### PROBLEM REQUIREMENTS
The records underneath are to be repeated exactly, with the pictures left out.
• • • •
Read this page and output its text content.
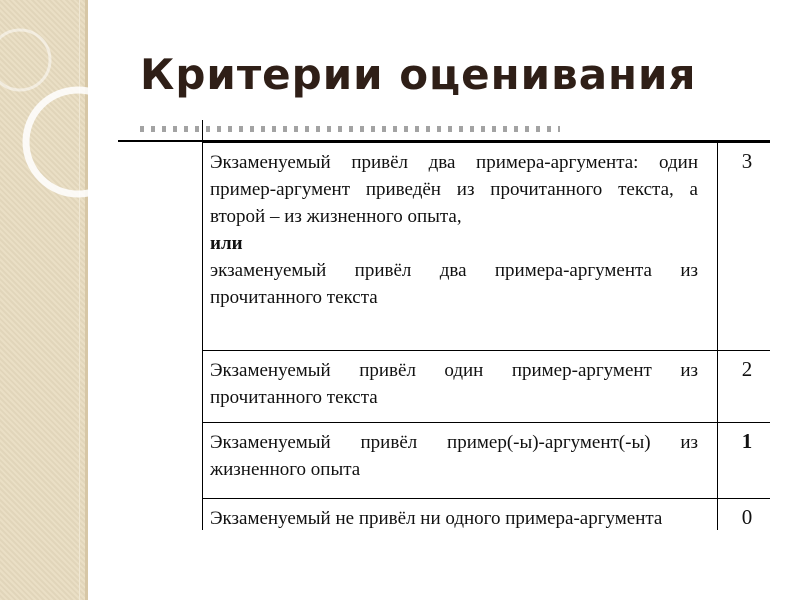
Критерии оценивания
Экзаменуемый привёл два примера-аргумента: один
пример-аргумент приведён из прочитанного текста, а
второй – из жизненного опыта,
или
экзаменуемый привёл два примера-аргумента из
прочитанного текста
3
Экзаменуемый привёл один пример-аргумент из
прочитанного текста
2
Экзаменуемый привёл пример(-ы)-аргумент(-ы) из
жизненного опыта
1
Экзаменуемый не привёл ни одного примера-аргумента	0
• • • •
### SOLUTION
Read this page and output its text content.
Критерии оценивания
Экзаменуемый привёл два примера-аргумента: один
пример-аргумент приведён из прочитанного текста, а
второй – из жизненного опыта,
или
экзаменуемый привёл два примера-аргумента из
прочитанного текста
3
Экзаменуемый привёл один пример-аргумент из
прочитанного текста
2
Экзаменуемый привёл пример(-ы)-аргумент(-ы) из
жизненного опыта
1
Экзаменуемый не привёл ни одного примера-аргумента	0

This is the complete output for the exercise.